Records provided:
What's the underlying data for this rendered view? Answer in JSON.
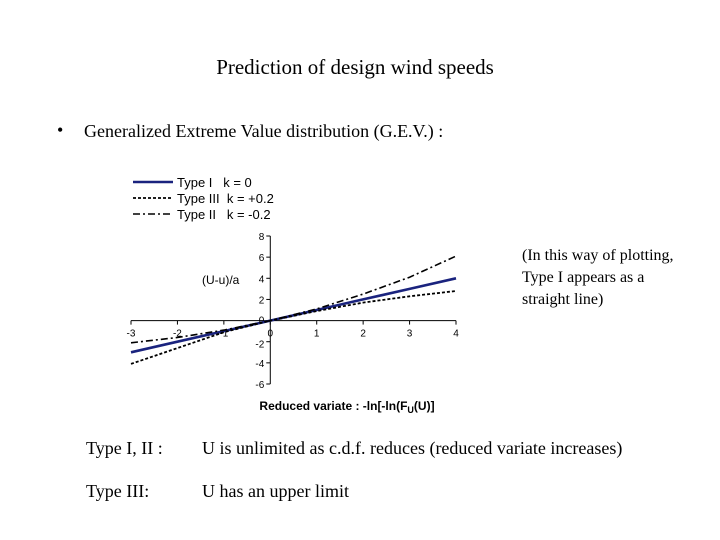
{
  "title": "Prediction of design wind speeds",
  "bullet": {
    "marker": "•",
    "text": "Generalized Extreme Value distribution (G.E.V.) :"
  },
  "note": "(In this way of plotting, Type I appears as a straight line)",
  "rows": [
    {
      "label": "Type I, II :",
      "text": "U is unlimited as c.d.f. reduces (reduced variate increases)"
    },
    {
      "label": "Type III:",
      "text": "U has an upper limit"
    }
  ],
  "chart_data": {
    "type": "line",
    "xlabel": "Reduced variate : -ln[-ln(F",
    "xlabel_sub": "U",
    "xlabel_end": "(U)]",
    "ylabel": "(U-u)/a",
    "xlim": [
      -3,
      4
    ],
    "ylim": [
      -6,
      8
    ],
    "xticks": [
      -3,
      -2,
      -1,
      0,
      1,
      2,
      3,
      4
    ],
    "yticks": [
      -6,
      -4,
      -2,
      0,
      2,
      4,
      6,
      8
    ],
    "grid": false,
    "legend_position": "top-left",
    "series": [
      {
        "name": "Type I   k = 0",
        "style": "solid",
        "color": "#1a237e",
        "x": [
          -3,
          -2,
          -1,
          0,
          1,
          2,
          3,
          4
        ],
        "y": [
          -3,
          -2,
          -1,
          0,
          1,
          2,
          3,
          4
        ]
      },
      {
        "name": "Type III  k = +0.2",
        "style": "dotted",
        "color": "#000000",
        "x": [
          -3,
          -2,
          -1,
          0,
          1,
          2,
          3,
          4
        ],
        "y": [
          -4.1,
          -2.6,
          -1.1,
          0,
          0.9,
          1.7,
          2.3,
          2.8
        ]
      },
      {
        "name": "Type II   k = -0.2",
        "style": "dashdot",
        "color": "#000000",
        "x": [
          -3,
          -2,
          -1,
          0,
          1,
          2,
          3,
          4
        ],
        "y": [
          -2.1,
          -1.6,
          -0.9,
          0,
          1.1,
          2.5,
          4.1,
          6.1
        ]
      }
    ]
  }
}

What is expected: Gather every line from the listing above in which "text" appears, and copy those lines.

Exercise answer:
    "text": "Generalized Extreme Value distribution (G.E.V.) :"
      "text": "U is unlimited as c.d.f. reduces (reduced variate increases)"
      "text": "U has an upper limit"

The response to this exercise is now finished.